What to do ::
All the entries need to be quoted exactly, apart from the pictures, which you should drop.
# START OF Extracted material
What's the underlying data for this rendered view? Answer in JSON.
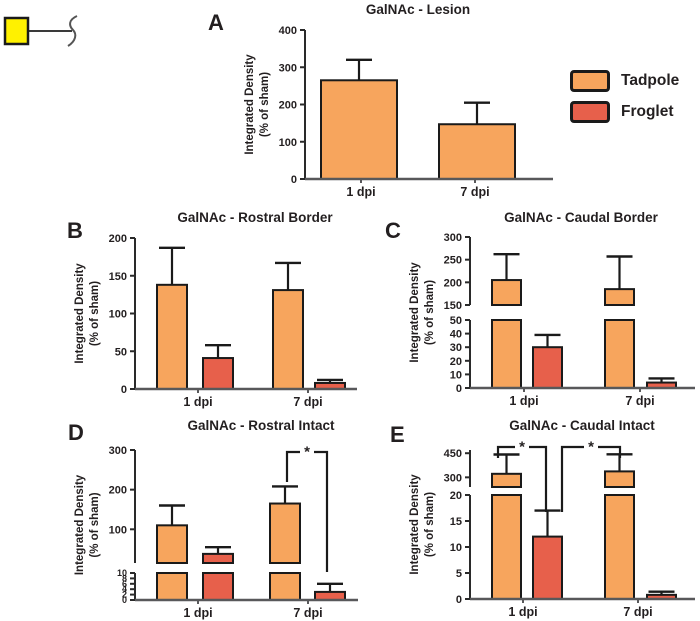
{
  "figure": {
    "glycan_symbol": "GalNAc yellow square with linker squiggle",
    "legend": {
      "items": [
        {
          "label": "Tadpole",
          "color": "#F7A55D"
        },
        {
          "label": "Froglet",
          "color": "#E7604B"
        }
      ]
    },
    "colors": {
      "bar_stroke": "#1a1a1a",
      "y_axis": "#2a2a2a",
      "x_axis": "#58585a",
      "glycan_yellow": "#FFF100"
    }
  },
  "chart_data": [
    {
      "panel": "A",
      "type": "bar",
      "title": "GalNAc -  Lesion",
      "ylabel": [
        "Integrated Density",
        "(% of sham)"
      ],
      "categories": [
        "1 dpi",
        "7 dpi"
      ],
      "axis_segments": [
        {
          "range": [
            0,
            400
          ],
          "ticks": [
            0,
            100,
            200,
            300,
            400
          ]
        }
      ],
      "series": [
        {
          "name": "Tadpole",
          "values": [
            265,
            147
          ],
          "error_tops": [
            320,
            205
          ]
        }
      ],
      "significance": []
    },
    {
      "panel": "B",
      "type": "bar",
      "title": "GalNAc - Rostral Border",
      "ylabel": [
        "Integrated Density",
        "(% of sham)"
      ],
      "categories": [
        "1 dpi",
        "7 dpi"
      ],
      "axis_segments": [
        {
          "range": [
            0,
            200
          ],
          "ticks": [
            0,
            50,
            100,
            150,
            200
          ]
        }
      ],
      "series": [
        {
          "name": "Tadpole",
          "values": [
            138,
            131
          ],
          "error_tops": [
            187,
            167
          ]
        },
        {
          "name": "Froglet",
          "values": [
            41,
            8
          ],
          "error_tops": [
            58,
            12
          ]
        }
      ],
      "significance": []
    },
    {
      "panel": "C",
      "type": "bar",
      "title": "GalNAc - Caudal Border",
      "ylabel": [
        "Integrated Density",
        "(% of sham)"
      ],
      "categories": [
        "1 dpi",
        "7 dpi"
      ],
      "axis_segments": [
        {
          "range": [
            0,
            50
          ],
          "ticks": [
            0,
            10,
            20,
            30,
            40,
            50
          ]
        },
        {
          "range": [
            150,
            300
          ],
          "ticks": [
            150,
            200,
            250,
            300
          ]
        }
      ],
      "series": [
        {
          "name": "Tadpole",
          "values": [
            205,
            185
          ],
          "error_tops": [
            262,
            257
          ]
        },
        {
          "name": "Froglet",
          "values": [
            30,
            4
          ],
          "error_tops": [
            39,
            7
          ]
        }
      ],
      "significance": []
    },
    {
      "panel": "D",
      "type": "bar",
      "title": "GalNAc - Rostral  Intact",
      "ylabel": [
        "Integrated Density",
        "(% of sham)"
      ],
      "categories": [
        "1 dpi",
        "7 dpi"
      ],
      "axis_segments": [
        {
          "range": [
            0,
            10
          ],
          "ticks": [
            0,
            2,
            4,
            6,
            8,
            10
          ]
        },
        {
          "range": [
            15,
            300
          ],
          "ticks": [
            100,
            200,
            300
          ]
        }
      ],
      "series": [
        {
          "name": "Tadpole",
          "values": [
            110,
            165
          ],
          "error_tops": [
            160,
            208
          ]
        },
        {
          "name": "Froglet",
          "values": [
            38,
            3
          ],
          "error_tops": [
            55,
            6
          ]
        }
      ],
      "significance": [
        {
          "label": "*",
          "groups": [
            "Tadpole 7 dpi",
            "Froglet 7 dpi"
          ]
        }
      ]
    },
    {
      "panel": "E",
      "type": "bar",
      "title": "GalNAc - Caudal Intact",
      "ylabel": [
        "Integrated Density",
        "(% of sham)"
      ],
      "categories": [
        "1 dpi",
        "7 dpi"
      ],
      "axis_segments": [
        {
          "range": [
            0,
            20
          ],
          "ticks": [
            0,
            5,
            10,
            15,
            20
          ]
        },
        {
          "range": [
            240,
            470
          ],
          "ticks": [
            300,
            450
          ]
        }
      ],
      "series": [
        {
          "name": "Tadpole",
          "values": [
            322,
            337
          ],
          "error_tops": [
            442,
            443
          ]
        },
        {
          "name": "Froglet",
          "values": [
            12,
            0.8
          ],
          "error_tops": [
            17,
            1.4
          ]
        }
      ],
      "significance": [
        {
          "label": "*",
          "groups": [
            "Tadpole 1 dpi",
            "Froglet 1 dpi"
          ]
        },
        {
          "label": "*",
          "groups": [
            "Froglet 1 dpi",
            "Tadpole 7 dpi"
          ]
        }
      ]
    }
  ]
}
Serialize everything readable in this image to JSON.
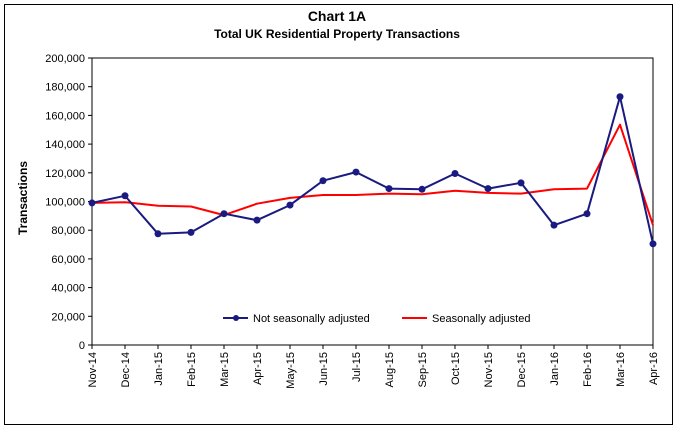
{
  "chart_data": {
    "type": "line",
    "title": "Chart 1A",
    "subtitle": "Total UK Residential Property Transactions",
    "xlabel": "",
    "ylabel": "Transactions",
    "ylim": [
      0,
      200000
    ],
    "yticks": [
      "0",
      "20,000",
      "40,000",
      "60,000",
      "80,000",
      "100,000",
      "120,000",
      "140,000",
      "160,000",
      "180,000",
      "200,000"
    ],
    "categories": [
      "Nov-14",
      "Dec-14",
      "Jan-15",
      "Feb-15",
      "Mar-15",
      "Apr-15",
      "May-15",
      "Jun-15",
      "Jul-15",
      "Aug-15",
      "Sep-15",
      "Oct-15",
      "Nov-15",
      "Dec-15",
      "Jan-16",
      "Feb-16",
      "Mar-16",
      "Apr-16"
    ],
    "series": [
      {
        "name": "Not seasonally adjusted",
        "color": "#1a1a80",
        "marker": "circle",
        "values": [
          99000,
          104000,
          77500,
          78500,
          91500,
          87000,
          97500,
          114500,
          120500,
          109000,
          108500,
          119500,
          109000,
          113000,
          83500,
          91500,
          173000,
          70500
        ]
      },
      {
        "name": "Seasonally adjusted",
        "color": "#ff0000",
        "marker": "none",
        "values": [
          99000,
          99500,
          97000,
          96500,
          90500,
          98500,
          102500,
          104500,
          104500,
          105500,
          105000,
          107500,
          106000,
          105500,
          108500,
          109000,
          153500,
          83500
        ]
      }
    ],
    "grid": false,
    "legend": "bottom-center"
  }
}
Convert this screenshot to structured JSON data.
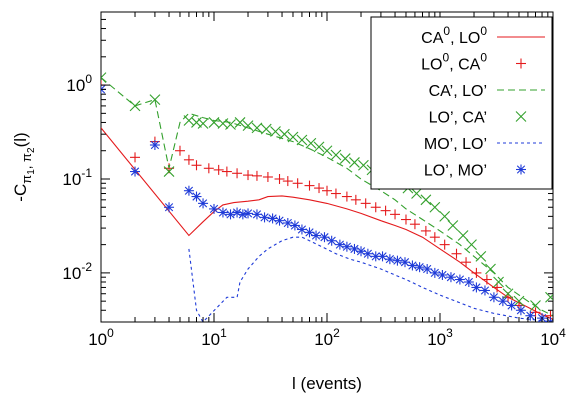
# END OF Extracted material
Solution below ::
What's the underlying data for this rendered view? Answer in JSON.
{
  "figure": {
    "glycan_symbol": "GalNAc yellow square with linker squiggle",
    "legend": {
      "items": [
        {
          "label": "Tadpole",
          "color": "#F7A55D"
        },
        {
          "label": "Froglet",
          "color": "#E7604B"
        }
      ]
    },
    "colors": {
      "bar_stroke": "#1a1a1a",
      "y_axis": "#2a2a2a",
      "x_axis": "#58585a",
      "glycan_yellow": "#FFF100"
    }
  },
  "chart_data": [
    {
      "panel": "A",
      "type": "bar",
      "title": "GalNAc -  Lesion",
      "ylabel": [
        "Integrated Density",
        "(% of sham)"
      ],
      "categories": [
        "1 dpi",
        "7 dpi"
      ],
      "axis_segments": [
        {
          "range": [
            0,
            400
          ],
          "ticks": [
            0,
            100,
            200,
            300,
            400
          ]
        }
      ],
      "series": [
        {
          "name": "Tadpole",
          "values": [
            265,
            147
          ],
          "error_tops": [
            320,
            205
          ]
        }
      ],
      "significance": []
    },
    {
      "panel": "B",
      "type": "bar",
      "title": "GalNAc - Rostral Border",
      "ylabel": [
        "Integrated Density",
        "(% of sham)"
      ],
      "categories": [
        "1 dpi",
        "7 dpi"
      ],
      "axis_segments": [
        {
          "range": [
            0,
            200
          ],
          "ticks": [
            0,
            50,
            100,
            150,
            200
          ]
        }
      ],
      "series": [
        {
          "name": "Tadpole",
          "values": [
            138,
            131
          ],
          "error_tops": [
            187,
            167
          ]
        },
        {
          "name": "Froglet",
          "values": [
            41,
            8
          ],
          "error_tops": [
            58,
            12
          ]
        }
      ],
      "significance": []
    },
    {
      "panel": "C",
      "type": "bar",
      "title": "GalNAc - Caudal Border",
      "ylabel": [
        "Integrated Density",
        "(% of sham)"
      ],
      "categories": [
        "1 dpi",
        "7 dpi"
      ],
      "axis_segments": [
        {
          "range": [
            0,
            50
          ],
          "ticks": [
            0,
            10,
            20,
            30,
            40,
            50
          ]
        },
        {
          "range": [
            150,
            300
          ],
          "ticks": [
            150,
            200,
            250,
            300
          ]
        }
      ],
      "series": [
        {
          "name": "Tadpole",
          "values": [
            205,
            185
          ],
          "error_tops": [
            262,
            257
          ]
        },
        {
          "name": "Froglet",
          "values": [
            30,
            4
          ],
          "error_tops": [
            39,
            7
          ]
        }
      ],
      "significance": []
    },
    {
      "panel": "D",
      "type": "bar",
      "title": "GalNAc - Rostral  Intact",
      "ylabel": [
        "Integrated Density",
        "(% of sham)"
      ],
      "categories": [
        "1 dpi",
        "7 dpi"
      ],
      "axis_segments": [
        {
          "range": [
            0,
            10
          ],
          "ticks": [
            0,
            2,
            4,
            6,
            8,
            10
          ]
        },
        {
          "range": [
            15,
            300
          ],
          "ticks": [
            100,
            200,
            300
          ]
        }
      ],
      "series": [
        {
          "name": "Tadpole",
          "values": [
            110,
            165
          ],
          "error_tops": [
            160,
            208
          ]
        },
        {
          "name": "Froglet",
          "values": [
            38,
            3
          ],
          "error_tops": [
            55,
            6
          ]
        }
      ],
      "significance": [
        {
          "label": "*",
          "groups": [
            "Tadpole 7 dpi",
            "Froglet 7 dpi"
          ]
        }
      ]
    },
    {
      "panel": "E",
      "type": "bar",
      "title": "GalNAc - Caudal Intact",
      "ylabel": [
        "Integrated Density",
        "(% of sham)"
      ],
      "categories": [
        "1 dpi",
        "7 dpi"
      ],
      "axis_segments": [
        {
          "range": [
            0,
            20
          ],
          "ticks": [
            0,
            5,
            10,
            15,
            20
          ]
        },
        {
          "range": [
            240,
            470
          ],
          "ticks": [
            300,
            450
          ]
        }
      ],
      "series": [
        {
          "name": "Tadpole",
          "values": [
            322,
            337
          ],
          "error_tops": [
            442,
            443
          ]
        },
        {
          "name": "Froglet",
          "values": [
            12,
            0.8
          ],
          "error_tops": [
            17,
            1.4
          ]
        }
      ],
      "significance": [
        {
          "label": "*",
          "groups": [
            "Tadpole 1 dpi",
            "Froglet 1 dpi"
          ]
        },
        {
          "label": "*",
          "groups": [
            "Froglet 1 dpi",
            "Tadpole 7 dpi"
          ]
        }
      ]
    }
  ]
}
Serialize everything readable in this image to JSON.
{
  "chart_data": {
    "type": "line",
    "title": "Chart 1A",
    "subtitle": "Total UK Residential Property Transactions",
    "xlabel": "",
    "ylabel": "Transactions",
    "ylim": [
      0,
      200000
    ],
    "yticks": [
      "0",
      "20,000",
      "40,000",
      "60,000",
      "80,000",
      "100,000",
      "120,000",
      "140,000",
      "160,000",
      "180,000",
      "200,000"
    ],
    "categories": [
      "Nov-14",
      "Dec-14",
      "Jan-15",
      "Feb-15",
      "Mar-15",
      "Apr-15",
      "May-15",
      "Jun-15",
      "Jul-15",
      "Aug-15",
      "Sep-15",
      "Oct-15",
      "Nov-15",
      "Dec-15",
      "Jan-16",
      "Feb-16",
      "Mar-16",
      "Apr-16"
    ],
    "series": [
      {
        "name": "Not seasonally adjusted",
        "color": "#1a1a80",
        "marker": "circle",
        "values": [
          99000,
          104000,
          77500,
          78500,
          91500,
          87000,
          97500,
          114500,
          120500,
          109000,
          108500,
          119500,
          109000,
          113000,
          83500,
          91500,
          173000,
          70500
        ]
      },
      {
        "name": "Seasonally adjusted",
        "color": "#ff0000",
        "marker": "none",
        "values": [
          99000,
          99500,
          97000,
          96500,
          90500,
          98500,
          102500,
          104500,
          104500,
          105500,
          105000,
          107500,
          106000,
          105500,
          108500,
          109000,
          153500,
          83500
        ]
      }
    ],
    "grid": false,
    "legend": "bottom-center"
  }
}
Convert this screenshot to structured JSON data.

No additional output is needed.